- [PROBLEM REQUIREMENTS]:
Tell how many lines have the string "蔬菜采摘" in them, and write nothing besides the number.

(Dataset excerpt)
<<<<
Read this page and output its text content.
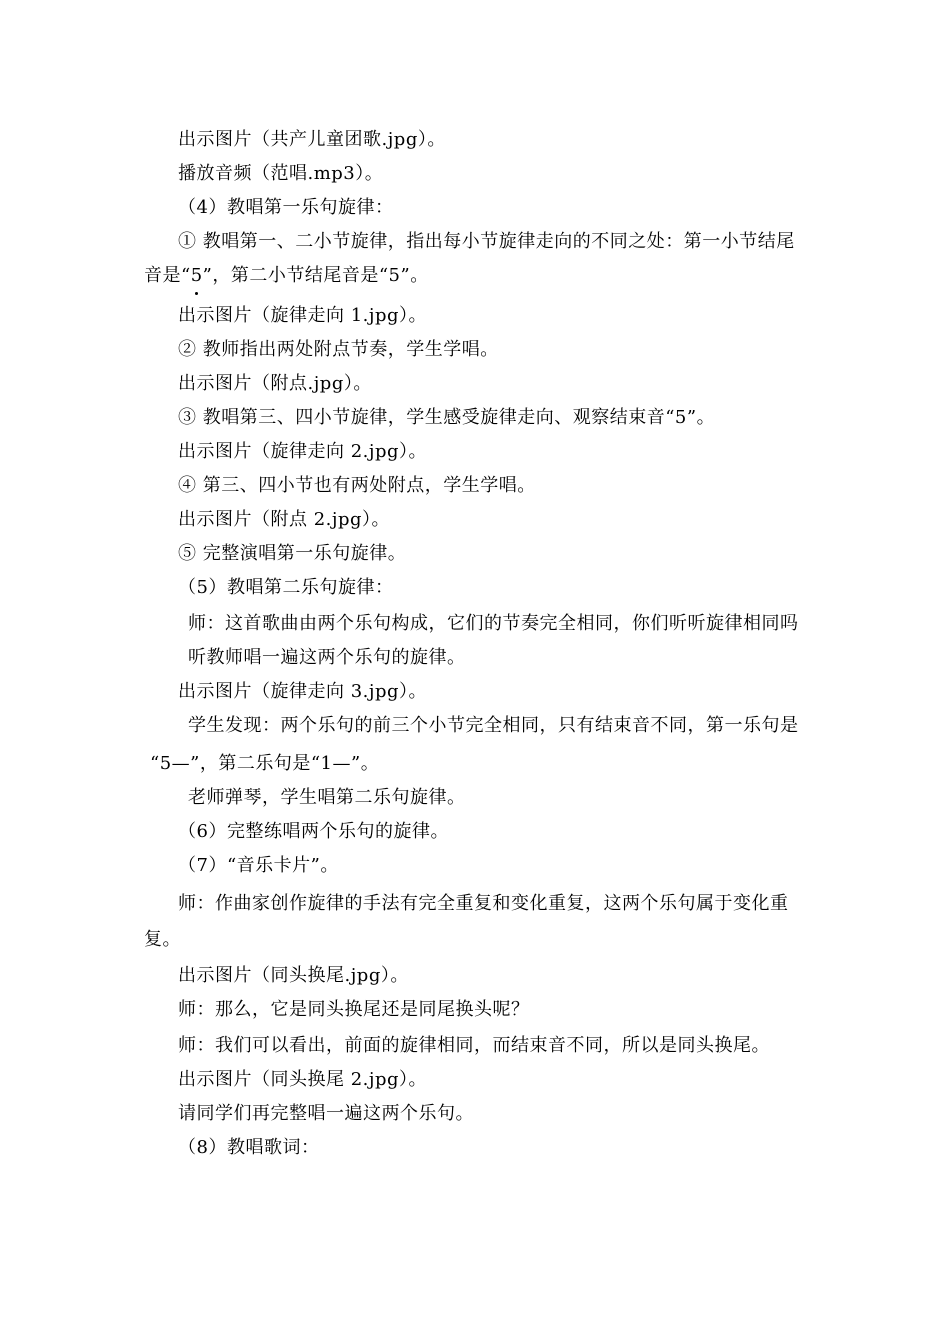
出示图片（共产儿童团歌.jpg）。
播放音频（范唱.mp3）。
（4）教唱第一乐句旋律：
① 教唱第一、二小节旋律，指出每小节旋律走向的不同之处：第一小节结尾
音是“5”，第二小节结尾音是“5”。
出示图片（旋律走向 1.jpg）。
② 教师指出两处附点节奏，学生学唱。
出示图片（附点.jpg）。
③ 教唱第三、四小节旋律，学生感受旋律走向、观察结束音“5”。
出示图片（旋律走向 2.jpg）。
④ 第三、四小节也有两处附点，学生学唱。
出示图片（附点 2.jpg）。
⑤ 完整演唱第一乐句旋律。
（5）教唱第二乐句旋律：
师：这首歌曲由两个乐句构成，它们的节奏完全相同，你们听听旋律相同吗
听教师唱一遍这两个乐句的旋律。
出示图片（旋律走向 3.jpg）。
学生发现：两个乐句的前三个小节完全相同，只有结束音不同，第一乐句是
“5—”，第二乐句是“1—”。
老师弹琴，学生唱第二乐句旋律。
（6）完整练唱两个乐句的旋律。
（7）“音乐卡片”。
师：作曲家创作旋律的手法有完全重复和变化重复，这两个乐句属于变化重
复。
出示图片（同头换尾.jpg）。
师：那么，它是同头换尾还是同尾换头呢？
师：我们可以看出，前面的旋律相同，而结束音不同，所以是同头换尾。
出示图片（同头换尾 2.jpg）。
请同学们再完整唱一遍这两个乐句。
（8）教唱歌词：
>>>>
<<<<
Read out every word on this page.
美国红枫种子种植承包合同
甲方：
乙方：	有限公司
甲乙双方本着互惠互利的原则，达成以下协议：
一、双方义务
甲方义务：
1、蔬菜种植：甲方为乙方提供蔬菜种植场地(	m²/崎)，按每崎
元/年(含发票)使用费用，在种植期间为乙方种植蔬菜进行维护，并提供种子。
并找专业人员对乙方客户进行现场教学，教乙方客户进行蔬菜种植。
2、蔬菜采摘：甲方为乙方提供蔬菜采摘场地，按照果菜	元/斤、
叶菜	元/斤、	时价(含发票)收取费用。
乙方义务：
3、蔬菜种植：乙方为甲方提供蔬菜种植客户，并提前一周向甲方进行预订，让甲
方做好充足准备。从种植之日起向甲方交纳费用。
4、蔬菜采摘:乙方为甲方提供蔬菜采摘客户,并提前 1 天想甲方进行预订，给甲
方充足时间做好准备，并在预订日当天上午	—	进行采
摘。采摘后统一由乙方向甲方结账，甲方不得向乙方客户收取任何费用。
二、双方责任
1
>>>>
<<<<
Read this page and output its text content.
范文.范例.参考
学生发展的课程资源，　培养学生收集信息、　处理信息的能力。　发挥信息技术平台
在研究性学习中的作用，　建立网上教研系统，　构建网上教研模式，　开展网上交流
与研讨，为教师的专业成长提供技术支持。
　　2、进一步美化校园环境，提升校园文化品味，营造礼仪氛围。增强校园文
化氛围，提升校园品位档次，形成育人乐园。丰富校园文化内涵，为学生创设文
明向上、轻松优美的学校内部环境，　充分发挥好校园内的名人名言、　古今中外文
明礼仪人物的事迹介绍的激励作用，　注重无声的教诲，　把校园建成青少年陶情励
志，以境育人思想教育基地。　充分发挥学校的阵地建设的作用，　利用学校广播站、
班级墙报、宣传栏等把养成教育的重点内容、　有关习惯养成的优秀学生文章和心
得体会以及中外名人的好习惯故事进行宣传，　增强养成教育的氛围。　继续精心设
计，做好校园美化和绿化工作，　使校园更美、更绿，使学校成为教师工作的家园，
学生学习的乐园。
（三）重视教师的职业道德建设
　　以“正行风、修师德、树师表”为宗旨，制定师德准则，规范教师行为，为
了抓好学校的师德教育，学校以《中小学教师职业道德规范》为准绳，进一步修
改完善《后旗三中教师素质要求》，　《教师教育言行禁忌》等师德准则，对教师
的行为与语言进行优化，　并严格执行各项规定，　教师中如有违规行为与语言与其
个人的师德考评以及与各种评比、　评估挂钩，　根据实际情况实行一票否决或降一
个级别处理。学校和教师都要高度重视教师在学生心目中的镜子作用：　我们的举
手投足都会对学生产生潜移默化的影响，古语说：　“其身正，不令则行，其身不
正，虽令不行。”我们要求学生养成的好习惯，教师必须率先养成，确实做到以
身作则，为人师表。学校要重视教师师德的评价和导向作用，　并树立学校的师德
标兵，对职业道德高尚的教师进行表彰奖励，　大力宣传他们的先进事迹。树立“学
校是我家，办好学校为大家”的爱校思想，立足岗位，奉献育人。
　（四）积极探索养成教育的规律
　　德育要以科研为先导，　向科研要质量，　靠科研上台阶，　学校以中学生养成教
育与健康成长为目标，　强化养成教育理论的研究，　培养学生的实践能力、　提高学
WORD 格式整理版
>>>>
- [WRITTEN SOLUTION]:
2